[Data listing]
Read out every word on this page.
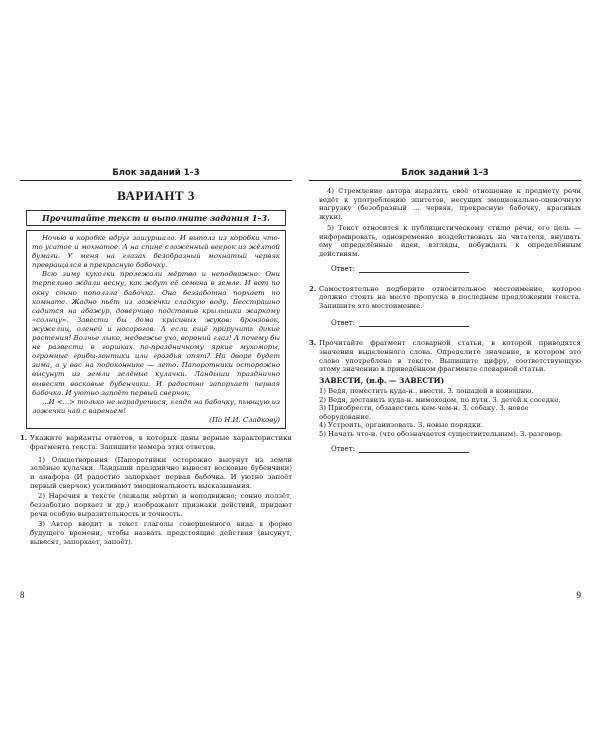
Блок заданий 1–3
ВАРИАНТ 3
Прочитайте текст и выполните задания 1–3.

Ночью в коробке вдруг зашуршало. И выполз из коробки что-то усатое и мохнатое. А на спине сложенный веерок из жёлтой бумаги. У меня на глазах безобразный мохнатый червяк превращался в прекрасную бабочку.

Всю зиму куколки пролежали мёртво и неподвижно. Они терпеливо ждали весну, как ждут её семена в земле. И вот по окну сонно поползла бабочка. Она беззаботно порхает по комнате. Жадно пьёт из ложечки сладкую воду. Бесстрашно садится на абажур, доверчиво подставив крылышки жаркому «солнцу». Завести бы дома красивых жуков: бронзовок, жужелиц, оленей и носорогов. А если ещё приручить дикие растения! Волчье лыко, медвежье ухо, вороний глаз! А почему бы не развести в горшках по-праздничному яркие мухоморы, огромные грибы-зонтики или гроздья опят? На дворе будет зима, а у вас на подоконнике — лето. Папоротники осторожно высунут из земли зелёные кулачки. Ландыши празднично вывесят восковые бубенчики. И радостно запорхает первая бабочка. И уютно запоёт первый сверчок.

...И <...> только не нарадуешься, глядя на бабочку, пьющую из ложечки чай с вареньем!

(По Н.И. Сладкову)
1. Укажите варианты ответов, в которых даны верные характеристики фрагмента текста. Запишите номера этих ответов.

1) Олицетворения (Папоротники осторожно высунут из земли зелёные кулачки. Ландыши празднично вывесят восковые бубенчики) и анафора (И радостно запорхает первая бабочка. И уютно запоёт первый сверчок) усиливают эмоциональность высказывания.
2) Наречия в тексте (лежали мёртво и неподвижно; сонно ползёт, беззаботно порхает и др.) изображают признаки действий, придают речи особую выразительность и точность.
3) Автор вводит в текст глаголы совершенного вида в форме будущего времени, чтобы назвать предстоящие действия (высунут, вывесят, запорхает, запоёт).
8
Блок заданий 1–3
4) Стремление автора выразить своё отношение к предмету речи ведёт к употреблению эпитетов, несущих эмоционально-оценочную нагрузку (безобразный ... червяк, прекрасную бабочку, красивых жуки).
5) Текст относится к публицистическому стилю речи, его цель — информировать, одновременно воздействовать на читателя, внушать ему определённые идеи, взгляды, побуждать к определённым действиям.
Ответ:
2. Самостоятельно подберите относительное местоимение, которое должно стоять на месте пропуска в последнем предложении текста. Запишите это местоимение.

Ответ:
3. Прочитайте фрагмент словарной статьи, в которой приводятся значения выделенного слова. Определите значение, в котором это слово употреблено в тексте. Выпишите цифру, соответствующую этому значению в приведённом фрагменте словарной статьи.

ЗАВЕСТИ, (н.ф. — ЗАВЕСТИ)
1) Ведя, поместить куда-н., ввести. З. лошадей в конюшню.
2) Ведя, доставить куда-н. мимоходом, по пути. З. детей к соседке.
3) Приобрести, обзавестись кем-чем-н. З. собаку. З. новое оборудование.
4) Устроить, организовать. З. новые порядки.
5) Начать что-н. (что обозначается существительным). З. разговор.
Ответ:
9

*Your instructions:* Write out every record above exactly as it stands, but leave out the pictures.

*Answer in full:*
Read out every word on this page.
Блок заданий 1–3
ВАРИАНТ 3
Прочитайте текст и выполните задания 1–3.

Ночью в коробке вдруг зашуршало. И выполз из коробки что-то усатое и мохнатое. А на спине сложенный веерок из жёлтой бумаги. У меня на глазах безобразный мохнатый червяк превращался в прекрасную бабочку.

Всю зиму куколки пролежали мёртво и неподвижно. Они терпеливо ждали весну, как ждут её семена в земле. И вот по окну сонно поползла бабочка. Она беззаботно порхает по комнате. Жадно пьёт из ложечки сладкую воду. Бесстрашно садится на абажур, доверчиво подставив крылышки жаркому «солнцу». Завести бы дома красивых жуков: бронзовок, жужелиц, оленей и носорогов. А если ещё приручить дикие растения! Волчье лыко, медвежье ухо, вороний глаз! А почему бы не развести в горшках по-праздничному яркие мухоморы, огромные грибы-зонтики или гроздья опят? На дворе будет зима, а у вас на подоконнике — лето. Папоротники осторожно высунут из земли зелёные кулачки. Ландыши празднично вывесят восковые бубенчики. И радостно запорхает первая бабочка. И уютно запоёт первый сверчок.

...И <...> только не нарадуешься, глядя на бабочку, пьющую из ложечки чай с вареньем!

(По Н.И. Сладкову)
1. Укажите варианты ответов, в которых даны верные характеристики фрагмента текста. Запишите номера этих ответов.

1) Олицетворения (Папоротники осторожно высунут из земли зелёные кулачки. Ландыши празднично вывесят восковые бубенчики) и анафора (И радостно запорхает первая бабочка. И уютно запоёт первый сверчок) усиливают эмоциональность высказывания.
2) Наречия в тексте (лежали мёртво и неподвижно; сонно ползёт, беззаботно порхает и др.) изображают признаки действий, придают речи особую выразительность и точность.
3) Автор вводит в текст глаголы совершенного вида в форме будущего времени, чтобы назвать предстоящие действия (высунут, вывесят, запорхает, запоёт).
8
Блок заданий 1–3
4) Стремление автора выразить своё отношение к предмету речи ведёт к употреблению эпитетов, несущих эмоционально-оценочную нагрузку (безобразный ... червяк, прекрасную бабочку, красивых жуки).
5) Текст относится к публицистическому стилю речи, его цель — информировать, одновременно воздействовать на читателя, внушать ему определённые идеи, взгляды, побуждать к определённым действиям.
Ответ:
2. Самостоятельно подберите относительное местоимение, которое должно стоять на месте пропуска в последнем предложении текста. Запишите это местоимение.

Ответ:
3. Прочитайте фрагмент словарной статьи, в которой приводятся значения выделенного слова. Определите значение, в котором это слово употреблено в тексте. Выпишите цифру, соответствующую этому значению в приведённом фрагменте словарной статьи.

ЗАВЕСТИ, (н.ф. — ЗАВЕСТИ)
1) Ведя, поместить куда-н., ввести. З. лошадей в конюшню.
2) Ведя, доставить куда-н. мимоходом, по пути. З. детей к соседке.
3) Приобрести, обзавестись кем-чем-н. З. собаку. З. новое оборудование.
4) Устроить, организовать. З. новые порядки.
5) Начать что-н. (что обозначается существительным). З. разговор.
Ответ:
9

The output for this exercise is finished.